▸ Work required: Copy every line of the data exactly, leaving nothing out.

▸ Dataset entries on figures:
● ● ● ● ●
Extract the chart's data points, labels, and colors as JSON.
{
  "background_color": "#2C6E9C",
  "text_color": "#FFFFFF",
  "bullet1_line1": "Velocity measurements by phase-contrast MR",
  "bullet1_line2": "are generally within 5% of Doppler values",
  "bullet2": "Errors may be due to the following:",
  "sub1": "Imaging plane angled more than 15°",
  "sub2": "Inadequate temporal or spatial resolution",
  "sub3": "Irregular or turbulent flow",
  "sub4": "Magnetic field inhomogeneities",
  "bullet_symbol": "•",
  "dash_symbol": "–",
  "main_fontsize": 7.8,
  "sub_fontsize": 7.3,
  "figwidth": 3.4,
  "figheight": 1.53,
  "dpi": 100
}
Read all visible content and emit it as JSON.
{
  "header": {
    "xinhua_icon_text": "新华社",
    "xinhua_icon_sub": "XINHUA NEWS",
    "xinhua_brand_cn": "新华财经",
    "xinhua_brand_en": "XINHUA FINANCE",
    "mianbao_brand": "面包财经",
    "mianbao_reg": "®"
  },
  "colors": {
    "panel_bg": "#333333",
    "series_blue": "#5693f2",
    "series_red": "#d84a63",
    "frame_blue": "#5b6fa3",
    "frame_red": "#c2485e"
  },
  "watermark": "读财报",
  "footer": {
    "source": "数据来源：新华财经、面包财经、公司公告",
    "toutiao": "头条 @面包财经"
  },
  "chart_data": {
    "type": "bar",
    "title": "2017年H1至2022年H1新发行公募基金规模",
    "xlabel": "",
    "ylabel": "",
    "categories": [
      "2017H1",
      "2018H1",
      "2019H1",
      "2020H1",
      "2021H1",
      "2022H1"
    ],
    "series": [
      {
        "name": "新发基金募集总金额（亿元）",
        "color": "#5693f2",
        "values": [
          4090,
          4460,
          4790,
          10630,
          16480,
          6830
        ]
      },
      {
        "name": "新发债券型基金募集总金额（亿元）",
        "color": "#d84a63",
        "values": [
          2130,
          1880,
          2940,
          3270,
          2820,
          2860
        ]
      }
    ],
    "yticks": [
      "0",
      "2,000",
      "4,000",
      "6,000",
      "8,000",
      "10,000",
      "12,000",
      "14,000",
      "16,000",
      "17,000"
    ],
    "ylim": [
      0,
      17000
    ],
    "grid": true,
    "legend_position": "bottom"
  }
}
● ● ● ● ●
▸ Exercise answer:
Extract the chart's data points, labels, and colors as JSON.
{
  "background_color": "#2C6E9C",
  "text_color": "#FFFFFF",
  "bullet1_line1": "Velocity measurements by phase-contrast MR",
  "bullet1_line2": "are generally within 5% of Doppler values",
  "bullet2": "Errors may be due to the following:",
  "sub1": "Imaging plane angled more than 15°",
  "sub2": "Inadequate temporal or spatial resolution",
  "sub3": "Irregular or turbulent flow",
  "sub4": "Magnetic field inhomogeneities",
  "bullet_symbol": "•",
  "dash_symbol": "–",
  "main_fontsize": 7.8,
  "sub_fontsize": 7.3,
  "figwidth": 3.4,
  "figheight": 1.53,
  "dpi": 100
}
Read all visible content and emit it as JSON.
{
  "header": {
    "xinhua_icon_text": "新华社",
    "xinhua_icon_sub": "XINHUA NEWS",
    "xinhua_brand_cn": "新华财经",
    "xinhua_brand_en": "XINHUA FINANCE",
    "mianbao_brand": "面包财经",
    "mianbao_reg": "®"
  },
  "colors": {
    "panel_bg": "#333333",
    "series_blue": "#5693f2",
    "series_red": "#d84a63",
    "frame_blue": "#5b6fa3",
    "frame_red": "#c2485e"
  },
  "watermark": "读财报",
  "footer": {
    "source": "数据来源：新华财经、面包财经、公司公告",
    "toutiao": "头条 @面包财经"
  },
  "chart_data": {
    "type": "bar",
    "title": "2017年H1至2022年H1新发行公募基金规模",
    "xlabel": "",
    "ylabel": "",
    "categories": [
      "2017H1",
      "2018H1",
      "2019H1",
      "2020H1",
      "2021H1",
      "2022H1"
    ],
    "series": [
      {
        "name": "新发基金募集总金额（亿元）",
        "color": "#5693f2",
        "values": [
          4090,
          4460,
          4790,
          10630,
          16480,
          6830
        ]
      },
      {
        "name": "新发债券型基金募集总金额（亿元）",
        "color": "#d84a63",
        "values": [
          2130,
          1880,
          2940,
          3270,
          2820,
          2860
        ]
      }
    ],
    "yticks": [
      "0",
      "2,000",
      "4,000",
      "6,000",
      "8,000",
      "10,000",
      "12,000",
      "14,000",
      "16,000",
      "17,000"
    ],
    "ylim": [
      0,
      17000
    ],
    "grid": true,
    "legend_position": "bottom"
  }
}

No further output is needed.